[BEGIN Records for the exercise]

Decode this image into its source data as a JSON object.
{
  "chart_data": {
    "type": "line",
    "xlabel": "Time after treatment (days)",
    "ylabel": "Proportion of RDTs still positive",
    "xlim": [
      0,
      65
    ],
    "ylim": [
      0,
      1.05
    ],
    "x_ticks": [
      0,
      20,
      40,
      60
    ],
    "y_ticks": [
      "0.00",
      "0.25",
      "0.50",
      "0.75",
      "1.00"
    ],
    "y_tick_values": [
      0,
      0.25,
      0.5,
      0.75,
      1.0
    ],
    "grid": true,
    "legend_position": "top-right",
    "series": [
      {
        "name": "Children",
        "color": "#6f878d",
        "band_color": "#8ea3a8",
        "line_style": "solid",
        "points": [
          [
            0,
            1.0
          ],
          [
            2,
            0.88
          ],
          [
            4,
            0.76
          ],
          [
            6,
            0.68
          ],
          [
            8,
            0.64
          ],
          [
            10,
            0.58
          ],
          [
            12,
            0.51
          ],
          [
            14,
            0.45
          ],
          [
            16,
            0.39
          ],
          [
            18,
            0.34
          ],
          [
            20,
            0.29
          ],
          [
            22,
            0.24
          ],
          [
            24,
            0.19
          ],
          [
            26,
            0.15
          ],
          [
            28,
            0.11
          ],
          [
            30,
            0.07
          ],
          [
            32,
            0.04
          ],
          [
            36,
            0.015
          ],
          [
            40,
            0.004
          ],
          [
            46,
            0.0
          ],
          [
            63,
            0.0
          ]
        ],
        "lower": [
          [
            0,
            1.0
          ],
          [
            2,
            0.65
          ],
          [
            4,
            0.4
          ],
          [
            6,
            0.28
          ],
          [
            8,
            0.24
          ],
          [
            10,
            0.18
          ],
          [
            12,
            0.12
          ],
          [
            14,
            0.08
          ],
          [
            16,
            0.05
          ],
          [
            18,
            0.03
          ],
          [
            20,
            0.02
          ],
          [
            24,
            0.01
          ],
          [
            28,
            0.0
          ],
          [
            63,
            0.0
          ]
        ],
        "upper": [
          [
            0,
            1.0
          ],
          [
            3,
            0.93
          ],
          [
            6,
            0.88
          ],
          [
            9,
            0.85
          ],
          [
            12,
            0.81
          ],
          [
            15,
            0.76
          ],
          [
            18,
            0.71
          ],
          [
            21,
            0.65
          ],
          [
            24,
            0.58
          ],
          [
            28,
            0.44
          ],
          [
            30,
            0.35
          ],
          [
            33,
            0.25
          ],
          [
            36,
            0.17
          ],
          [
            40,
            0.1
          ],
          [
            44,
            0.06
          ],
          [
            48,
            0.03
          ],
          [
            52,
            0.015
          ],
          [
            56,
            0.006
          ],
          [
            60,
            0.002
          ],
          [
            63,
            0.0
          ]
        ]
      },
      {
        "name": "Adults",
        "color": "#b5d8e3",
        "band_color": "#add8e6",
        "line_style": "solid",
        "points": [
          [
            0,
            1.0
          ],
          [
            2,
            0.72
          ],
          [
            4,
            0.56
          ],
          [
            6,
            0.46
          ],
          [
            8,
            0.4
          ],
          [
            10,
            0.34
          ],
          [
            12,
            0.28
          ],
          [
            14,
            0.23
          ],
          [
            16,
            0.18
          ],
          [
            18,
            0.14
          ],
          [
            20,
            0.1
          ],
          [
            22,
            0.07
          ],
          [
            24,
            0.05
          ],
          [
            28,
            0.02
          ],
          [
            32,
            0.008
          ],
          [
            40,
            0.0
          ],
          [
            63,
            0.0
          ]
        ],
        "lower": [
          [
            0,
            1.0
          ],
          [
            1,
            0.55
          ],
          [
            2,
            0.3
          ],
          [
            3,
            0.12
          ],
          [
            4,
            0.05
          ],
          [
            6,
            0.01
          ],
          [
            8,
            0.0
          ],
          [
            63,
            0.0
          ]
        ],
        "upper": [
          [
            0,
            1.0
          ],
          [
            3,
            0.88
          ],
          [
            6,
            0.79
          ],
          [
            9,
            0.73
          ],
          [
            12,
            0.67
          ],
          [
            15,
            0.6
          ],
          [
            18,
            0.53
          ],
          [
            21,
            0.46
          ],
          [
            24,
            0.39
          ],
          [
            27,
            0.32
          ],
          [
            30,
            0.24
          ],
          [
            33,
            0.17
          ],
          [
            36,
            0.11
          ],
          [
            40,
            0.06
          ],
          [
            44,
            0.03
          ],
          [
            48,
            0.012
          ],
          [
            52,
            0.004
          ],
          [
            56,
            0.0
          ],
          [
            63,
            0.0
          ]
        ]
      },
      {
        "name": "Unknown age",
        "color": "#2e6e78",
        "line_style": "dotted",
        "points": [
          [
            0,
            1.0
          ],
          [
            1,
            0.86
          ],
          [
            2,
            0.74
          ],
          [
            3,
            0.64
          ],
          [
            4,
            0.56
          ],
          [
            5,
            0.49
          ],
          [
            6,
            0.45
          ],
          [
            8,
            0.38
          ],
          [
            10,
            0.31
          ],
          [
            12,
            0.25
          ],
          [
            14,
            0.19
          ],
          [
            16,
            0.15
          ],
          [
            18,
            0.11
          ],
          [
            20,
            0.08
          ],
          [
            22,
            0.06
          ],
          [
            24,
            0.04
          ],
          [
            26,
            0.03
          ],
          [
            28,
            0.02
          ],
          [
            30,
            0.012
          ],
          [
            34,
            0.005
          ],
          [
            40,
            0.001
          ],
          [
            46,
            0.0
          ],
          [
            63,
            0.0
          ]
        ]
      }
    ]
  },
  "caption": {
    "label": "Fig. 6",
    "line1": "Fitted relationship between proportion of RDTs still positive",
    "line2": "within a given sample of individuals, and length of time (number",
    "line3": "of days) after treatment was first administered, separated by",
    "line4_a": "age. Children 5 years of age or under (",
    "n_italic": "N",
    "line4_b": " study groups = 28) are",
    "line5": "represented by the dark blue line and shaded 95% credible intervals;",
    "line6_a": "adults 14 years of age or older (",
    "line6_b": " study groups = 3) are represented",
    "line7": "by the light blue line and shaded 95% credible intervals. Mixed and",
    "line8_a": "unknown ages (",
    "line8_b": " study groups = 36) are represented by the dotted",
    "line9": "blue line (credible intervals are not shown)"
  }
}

[END Records for the exercise]

* _Exercise requirements_: Go through the records and pull out each line that includes the word "represented".

* _Worked solution_:
    "line5": "represented by the dark blue line and shaded 95% credible intervals;",
    "line6_b": " study groups = 3) are represented",
    "line8_b": " study groups = 36) are represented by the dotted",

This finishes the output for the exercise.